* TEXTBLOCK *
┄┄┄┄┄┄
Ausstellung im Architekturmuseum zu Jacques Tati

Der modernen Welt ausgeliefert

Maxvorstadt · Das Architekturmuseum der Technischen Universität München in der Pinakothek der Moderne, Barer Straße 29, präsentiert derzeit die Ausstellung »Die Stadt des Monsieur Hulot. Jacques Tatis Blick auf die moderne Architektur« (bis 2. Mai 2004).

Jacques Tati (1907 bis 1982) hat als Regisseur nur fünf Kinofilme gedreht: »Jour de Fete« (Tatis Schützenfest) 1949, »Les Vacances de Monsieur Hulot« (Die Ferien des Monsieur Hulot) 1943, »Mon Oncle« (Mein Onkel) 1958, »PlayTime« (Tatis herrliche Zeiten) 1967 und »Trafic« (Tati im Stoßverkehr) 1971.
┄┄┄┄┄┄
* VORLIEGENDES MATERIAL *
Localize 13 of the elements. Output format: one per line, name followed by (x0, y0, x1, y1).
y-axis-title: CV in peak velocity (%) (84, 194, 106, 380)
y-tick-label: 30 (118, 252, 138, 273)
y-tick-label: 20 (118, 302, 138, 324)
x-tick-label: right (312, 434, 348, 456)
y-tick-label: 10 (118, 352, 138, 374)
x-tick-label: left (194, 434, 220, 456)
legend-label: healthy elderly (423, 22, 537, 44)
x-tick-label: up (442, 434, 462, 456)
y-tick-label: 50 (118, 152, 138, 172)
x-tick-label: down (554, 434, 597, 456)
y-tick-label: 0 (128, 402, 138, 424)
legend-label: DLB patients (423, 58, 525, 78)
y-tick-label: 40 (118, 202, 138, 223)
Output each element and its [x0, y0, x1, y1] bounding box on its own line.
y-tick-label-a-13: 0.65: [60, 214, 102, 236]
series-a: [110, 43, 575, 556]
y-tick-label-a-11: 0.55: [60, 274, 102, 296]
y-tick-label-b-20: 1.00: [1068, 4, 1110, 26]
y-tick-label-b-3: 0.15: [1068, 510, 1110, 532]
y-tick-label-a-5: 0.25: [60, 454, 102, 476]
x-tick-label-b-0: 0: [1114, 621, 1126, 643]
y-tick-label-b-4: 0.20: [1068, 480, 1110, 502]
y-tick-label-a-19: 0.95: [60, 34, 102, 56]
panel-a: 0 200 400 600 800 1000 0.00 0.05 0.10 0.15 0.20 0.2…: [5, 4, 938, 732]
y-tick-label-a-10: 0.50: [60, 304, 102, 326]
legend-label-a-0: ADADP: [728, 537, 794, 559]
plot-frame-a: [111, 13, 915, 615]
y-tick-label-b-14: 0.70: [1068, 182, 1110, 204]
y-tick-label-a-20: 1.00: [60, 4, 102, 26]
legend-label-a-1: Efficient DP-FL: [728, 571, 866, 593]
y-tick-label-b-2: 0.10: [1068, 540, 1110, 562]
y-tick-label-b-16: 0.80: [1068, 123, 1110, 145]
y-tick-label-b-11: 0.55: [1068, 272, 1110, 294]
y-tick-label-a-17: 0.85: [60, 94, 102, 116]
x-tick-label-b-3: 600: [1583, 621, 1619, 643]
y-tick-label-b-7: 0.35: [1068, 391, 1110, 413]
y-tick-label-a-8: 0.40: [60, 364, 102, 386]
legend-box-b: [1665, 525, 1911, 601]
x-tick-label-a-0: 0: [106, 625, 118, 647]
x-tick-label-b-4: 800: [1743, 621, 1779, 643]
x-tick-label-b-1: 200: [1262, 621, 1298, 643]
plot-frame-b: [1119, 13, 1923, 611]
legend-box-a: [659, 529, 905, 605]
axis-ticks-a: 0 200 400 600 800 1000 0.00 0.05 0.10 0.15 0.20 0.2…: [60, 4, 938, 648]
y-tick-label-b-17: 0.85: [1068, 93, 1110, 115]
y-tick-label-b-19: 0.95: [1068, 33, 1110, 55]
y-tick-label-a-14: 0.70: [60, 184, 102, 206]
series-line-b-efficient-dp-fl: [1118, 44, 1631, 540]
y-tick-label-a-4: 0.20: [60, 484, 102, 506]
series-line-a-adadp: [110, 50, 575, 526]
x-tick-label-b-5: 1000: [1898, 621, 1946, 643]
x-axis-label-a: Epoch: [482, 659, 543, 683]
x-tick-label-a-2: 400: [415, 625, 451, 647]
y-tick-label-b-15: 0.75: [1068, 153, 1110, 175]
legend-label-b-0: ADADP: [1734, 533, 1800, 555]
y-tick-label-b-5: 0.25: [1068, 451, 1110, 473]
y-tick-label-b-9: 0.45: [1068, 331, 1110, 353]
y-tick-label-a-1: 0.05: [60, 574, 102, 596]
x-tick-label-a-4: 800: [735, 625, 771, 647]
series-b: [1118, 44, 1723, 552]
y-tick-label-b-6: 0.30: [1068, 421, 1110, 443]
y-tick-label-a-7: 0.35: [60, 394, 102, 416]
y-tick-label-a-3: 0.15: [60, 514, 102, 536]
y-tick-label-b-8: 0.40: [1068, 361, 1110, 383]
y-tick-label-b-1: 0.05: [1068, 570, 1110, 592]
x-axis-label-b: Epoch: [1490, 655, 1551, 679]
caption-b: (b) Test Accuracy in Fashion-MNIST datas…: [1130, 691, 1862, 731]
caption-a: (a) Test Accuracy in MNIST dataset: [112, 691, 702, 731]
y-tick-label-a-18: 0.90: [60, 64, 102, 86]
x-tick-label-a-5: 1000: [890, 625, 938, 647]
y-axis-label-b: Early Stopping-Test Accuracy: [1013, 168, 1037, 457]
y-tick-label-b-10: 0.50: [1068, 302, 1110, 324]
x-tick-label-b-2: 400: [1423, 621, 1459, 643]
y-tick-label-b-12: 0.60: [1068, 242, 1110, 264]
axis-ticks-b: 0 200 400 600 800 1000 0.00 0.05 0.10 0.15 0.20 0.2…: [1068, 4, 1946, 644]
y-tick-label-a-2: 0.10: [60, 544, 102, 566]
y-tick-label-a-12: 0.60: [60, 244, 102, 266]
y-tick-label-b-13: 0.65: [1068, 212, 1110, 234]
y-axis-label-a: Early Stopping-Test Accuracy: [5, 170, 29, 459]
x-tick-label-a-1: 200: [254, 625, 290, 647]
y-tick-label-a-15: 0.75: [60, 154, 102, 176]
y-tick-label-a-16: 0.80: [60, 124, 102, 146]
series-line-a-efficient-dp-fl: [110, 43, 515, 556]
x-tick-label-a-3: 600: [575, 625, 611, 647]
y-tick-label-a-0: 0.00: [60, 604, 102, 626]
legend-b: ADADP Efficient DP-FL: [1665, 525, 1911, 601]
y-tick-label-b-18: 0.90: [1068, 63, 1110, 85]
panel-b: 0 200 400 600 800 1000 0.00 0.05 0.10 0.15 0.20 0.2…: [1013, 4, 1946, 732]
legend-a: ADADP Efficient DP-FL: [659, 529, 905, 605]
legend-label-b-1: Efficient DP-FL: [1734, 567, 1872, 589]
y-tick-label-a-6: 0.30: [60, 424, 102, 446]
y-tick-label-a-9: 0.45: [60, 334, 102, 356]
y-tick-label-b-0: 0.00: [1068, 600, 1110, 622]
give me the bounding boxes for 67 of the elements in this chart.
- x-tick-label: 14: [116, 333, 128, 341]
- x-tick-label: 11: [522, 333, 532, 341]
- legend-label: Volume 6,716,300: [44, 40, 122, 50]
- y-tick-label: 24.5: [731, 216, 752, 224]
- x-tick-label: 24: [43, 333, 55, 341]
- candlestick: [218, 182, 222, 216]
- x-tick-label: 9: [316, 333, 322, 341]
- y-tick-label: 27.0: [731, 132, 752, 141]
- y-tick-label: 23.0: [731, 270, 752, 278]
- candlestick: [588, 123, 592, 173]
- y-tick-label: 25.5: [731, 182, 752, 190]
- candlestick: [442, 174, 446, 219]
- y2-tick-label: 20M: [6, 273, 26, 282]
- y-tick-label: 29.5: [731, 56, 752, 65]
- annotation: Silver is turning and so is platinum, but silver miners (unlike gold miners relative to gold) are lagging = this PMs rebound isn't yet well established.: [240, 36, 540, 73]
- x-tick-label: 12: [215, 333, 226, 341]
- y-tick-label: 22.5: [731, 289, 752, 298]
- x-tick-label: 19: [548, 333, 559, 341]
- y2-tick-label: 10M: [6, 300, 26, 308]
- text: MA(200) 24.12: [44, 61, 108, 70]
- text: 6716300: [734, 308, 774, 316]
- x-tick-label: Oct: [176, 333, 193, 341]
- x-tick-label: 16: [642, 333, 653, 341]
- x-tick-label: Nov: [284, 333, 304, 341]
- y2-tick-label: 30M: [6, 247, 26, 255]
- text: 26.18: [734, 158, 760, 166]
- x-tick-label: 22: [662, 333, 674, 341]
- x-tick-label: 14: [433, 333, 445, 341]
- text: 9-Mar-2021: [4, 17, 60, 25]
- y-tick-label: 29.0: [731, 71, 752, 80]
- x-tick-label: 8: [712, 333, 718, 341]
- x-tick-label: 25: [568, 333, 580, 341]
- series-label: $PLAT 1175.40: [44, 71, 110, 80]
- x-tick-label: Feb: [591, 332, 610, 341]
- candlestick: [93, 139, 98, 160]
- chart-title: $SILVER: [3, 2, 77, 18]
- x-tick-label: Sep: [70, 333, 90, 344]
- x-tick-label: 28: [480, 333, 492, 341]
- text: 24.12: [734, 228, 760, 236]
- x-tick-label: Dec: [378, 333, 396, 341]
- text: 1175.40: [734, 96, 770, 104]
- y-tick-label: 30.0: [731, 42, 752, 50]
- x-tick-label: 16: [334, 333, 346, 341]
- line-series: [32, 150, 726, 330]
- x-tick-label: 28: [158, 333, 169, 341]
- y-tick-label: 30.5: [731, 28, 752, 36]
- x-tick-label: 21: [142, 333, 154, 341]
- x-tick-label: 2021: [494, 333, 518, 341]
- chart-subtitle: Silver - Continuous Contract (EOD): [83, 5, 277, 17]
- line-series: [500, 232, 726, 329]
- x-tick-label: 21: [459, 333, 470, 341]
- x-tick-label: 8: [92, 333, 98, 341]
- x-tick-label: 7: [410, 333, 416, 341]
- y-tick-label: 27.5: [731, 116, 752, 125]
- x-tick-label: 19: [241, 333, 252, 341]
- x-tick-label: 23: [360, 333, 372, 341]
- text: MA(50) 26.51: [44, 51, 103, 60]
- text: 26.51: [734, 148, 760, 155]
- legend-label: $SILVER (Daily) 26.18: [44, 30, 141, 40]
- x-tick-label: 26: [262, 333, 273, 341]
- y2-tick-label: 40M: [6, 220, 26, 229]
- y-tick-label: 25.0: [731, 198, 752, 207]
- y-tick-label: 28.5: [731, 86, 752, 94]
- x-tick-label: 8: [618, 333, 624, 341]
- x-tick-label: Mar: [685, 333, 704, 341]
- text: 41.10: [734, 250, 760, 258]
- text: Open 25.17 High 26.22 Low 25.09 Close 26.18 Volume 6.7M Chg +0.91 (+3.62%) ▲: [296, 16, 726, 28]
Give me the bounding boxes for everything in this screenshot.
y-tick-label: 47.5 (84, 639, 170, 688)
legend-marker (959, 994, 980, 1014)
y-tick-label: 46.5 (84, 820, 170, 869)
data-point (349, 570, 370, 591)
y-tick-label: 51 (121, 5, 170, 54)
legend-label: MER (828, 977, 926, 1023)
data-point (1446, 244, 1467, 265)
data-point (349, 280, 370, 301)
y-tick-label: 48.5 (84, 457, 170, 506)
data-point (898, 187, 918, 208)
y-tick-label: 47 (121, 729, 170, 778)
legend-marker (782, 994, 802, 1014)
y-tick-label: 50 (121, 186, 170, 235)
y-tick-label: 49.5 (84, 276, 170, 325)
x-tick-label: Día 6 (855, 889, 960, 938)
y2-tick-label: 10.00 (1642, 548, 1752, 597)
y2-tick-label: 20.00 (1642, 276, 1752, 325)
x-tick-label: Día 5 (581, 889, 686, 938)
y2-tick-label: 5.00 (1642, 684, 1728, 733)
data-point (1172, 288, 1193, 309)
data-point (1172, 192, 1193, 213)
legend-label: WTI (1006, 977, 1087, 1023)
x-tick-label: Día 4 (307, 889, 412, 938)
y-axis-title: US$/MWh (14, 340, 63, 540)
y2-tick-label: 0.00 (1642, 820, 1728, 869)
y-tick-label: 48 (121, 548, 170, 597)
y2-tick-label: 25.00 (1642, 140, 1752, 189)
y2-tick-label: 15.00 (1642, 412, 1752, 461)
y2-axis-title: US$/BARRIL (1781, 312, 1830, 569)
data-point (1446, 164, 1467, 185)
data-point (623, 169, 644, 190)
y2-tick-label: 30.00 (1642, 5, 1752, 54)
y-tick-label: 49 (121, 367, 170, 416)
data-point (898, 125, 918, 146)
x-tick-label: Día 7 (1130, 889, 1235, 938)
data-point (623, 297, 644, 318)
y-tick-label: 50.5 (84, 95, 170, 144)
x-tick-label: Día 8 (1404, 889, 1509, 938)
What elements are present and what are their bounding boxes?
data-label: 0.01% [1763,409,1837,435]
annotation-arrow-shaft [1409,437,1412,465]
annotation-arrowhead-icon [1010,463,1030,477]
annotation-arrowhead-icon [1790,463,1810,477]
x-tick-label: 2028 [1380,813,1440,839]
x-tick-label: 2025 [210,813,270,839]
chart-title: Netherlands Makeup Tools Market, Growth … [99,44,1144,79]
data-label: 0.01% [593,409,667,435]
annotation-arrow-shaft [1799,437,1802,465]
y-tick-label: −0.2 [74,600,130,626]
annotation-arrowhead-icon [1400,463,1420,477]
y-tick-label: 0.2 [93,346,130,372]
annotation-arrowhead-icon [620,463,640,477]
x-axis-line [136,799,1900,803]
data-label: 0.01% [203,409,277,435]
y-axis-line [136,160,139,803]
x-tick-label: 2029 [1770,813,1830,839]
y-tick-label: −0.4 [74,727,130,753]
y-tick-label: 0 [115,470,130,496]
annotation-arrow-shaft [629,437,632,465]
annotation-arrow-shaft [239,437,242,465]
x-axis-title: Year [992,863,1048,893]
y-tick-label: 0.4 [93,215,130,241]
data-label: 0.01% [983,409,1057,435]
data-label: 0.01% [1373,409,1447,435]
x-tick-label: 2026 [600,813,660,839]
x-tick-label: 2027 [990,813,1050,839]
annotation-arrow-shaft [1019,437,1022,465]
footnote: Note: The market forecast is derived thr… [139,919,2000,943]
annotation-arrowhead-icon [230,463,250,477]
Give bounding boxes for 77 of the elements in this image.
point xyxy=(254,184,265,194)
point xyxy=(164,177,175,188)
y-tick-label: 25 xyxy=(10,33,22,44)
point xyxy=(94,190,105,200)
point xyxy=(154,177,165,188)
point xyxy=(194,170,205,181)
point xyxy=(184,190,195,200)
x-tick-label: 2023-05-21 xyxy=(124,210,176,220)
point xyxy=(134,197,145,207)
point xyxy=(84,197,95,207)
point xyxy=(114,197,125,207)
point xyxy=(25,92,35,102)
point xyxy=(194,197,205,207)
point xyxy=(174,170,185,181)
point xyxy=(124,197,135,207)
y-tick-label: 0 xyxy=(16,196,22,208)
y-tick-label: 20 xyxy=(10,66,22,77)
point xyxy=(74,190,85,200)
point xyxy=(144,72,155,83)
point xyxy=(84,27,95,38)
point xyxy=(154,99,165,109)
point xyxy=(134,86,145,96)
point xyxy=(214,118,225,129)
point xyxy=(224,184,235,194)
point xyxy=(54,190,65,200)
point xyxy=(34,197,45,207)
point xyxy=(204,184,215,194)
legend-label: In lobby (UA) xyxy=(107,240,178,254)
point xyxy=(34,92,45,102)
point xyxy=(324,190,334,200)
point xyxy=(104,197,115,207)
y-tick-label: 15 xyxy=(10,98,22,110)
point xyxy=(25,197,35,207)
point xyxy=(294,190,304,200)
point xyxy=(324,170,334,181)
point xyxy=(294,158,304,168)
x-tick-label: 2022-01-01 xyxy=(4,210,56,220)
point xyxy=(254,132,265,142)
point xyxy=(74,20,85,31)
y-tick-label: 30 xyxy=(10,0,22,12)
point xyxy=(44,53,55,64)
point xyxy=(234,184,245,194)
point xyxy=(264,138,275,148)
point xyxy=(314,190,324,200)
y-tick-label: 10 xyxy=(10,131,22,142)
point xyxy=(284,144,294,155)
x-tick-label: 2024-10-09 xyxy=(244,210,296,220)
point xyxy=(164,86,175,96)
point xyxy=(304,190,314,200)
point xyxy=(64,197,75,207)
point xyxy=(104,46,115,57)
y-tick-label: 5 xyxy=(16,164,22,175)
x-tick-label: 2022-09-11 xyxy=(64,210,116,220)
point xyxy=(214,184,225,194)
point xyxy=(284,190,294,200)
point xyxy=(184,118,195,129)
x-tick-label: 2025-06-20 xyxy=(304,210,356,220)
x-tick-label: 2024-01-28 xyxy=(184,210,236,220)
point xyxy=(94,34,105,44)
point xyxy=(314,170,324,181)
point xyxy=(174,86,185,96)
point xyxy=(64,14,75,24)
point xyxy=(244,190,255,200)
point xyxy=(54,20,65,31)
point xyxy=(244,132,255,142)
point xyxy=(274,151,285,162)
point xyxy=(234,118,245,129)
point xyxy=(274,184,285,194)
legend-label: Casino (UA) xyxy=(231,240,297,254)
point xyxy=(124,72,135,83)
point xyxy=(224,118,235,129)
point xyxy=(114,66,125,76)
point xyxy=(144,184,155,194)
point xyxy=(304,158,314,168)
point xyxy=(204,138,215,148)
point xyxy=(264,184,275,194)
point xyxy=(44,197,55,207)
┄┄┄┄┄┄
* AUFGABENSTELLUNG *
Übertrage diesen Satz aus dem Text über die Tati-Ausstellung ins Englische: „Maxvorstadt · Das Architekturmuseum der Technischen Universität München in der Pinakothek der Moderne, Barer Straße 29, präsentiert derzeit die Ausstellung »Die Stadt des Monsieur Hulot. Jacques Tatis Blick auf die moderne Architektur« (bis 2. Mai 2004).“

* DEINE LÖSUNG *
Maxvorstadt · The Architecture Museum of the Technical University of Munich in the Pinakothek der Moderne, Barer Straße 29, is currently presenting the exhibition "The City of Monsieur Hulot. Jacques Tati's View of Modern Architecture" (until May 2, 2004).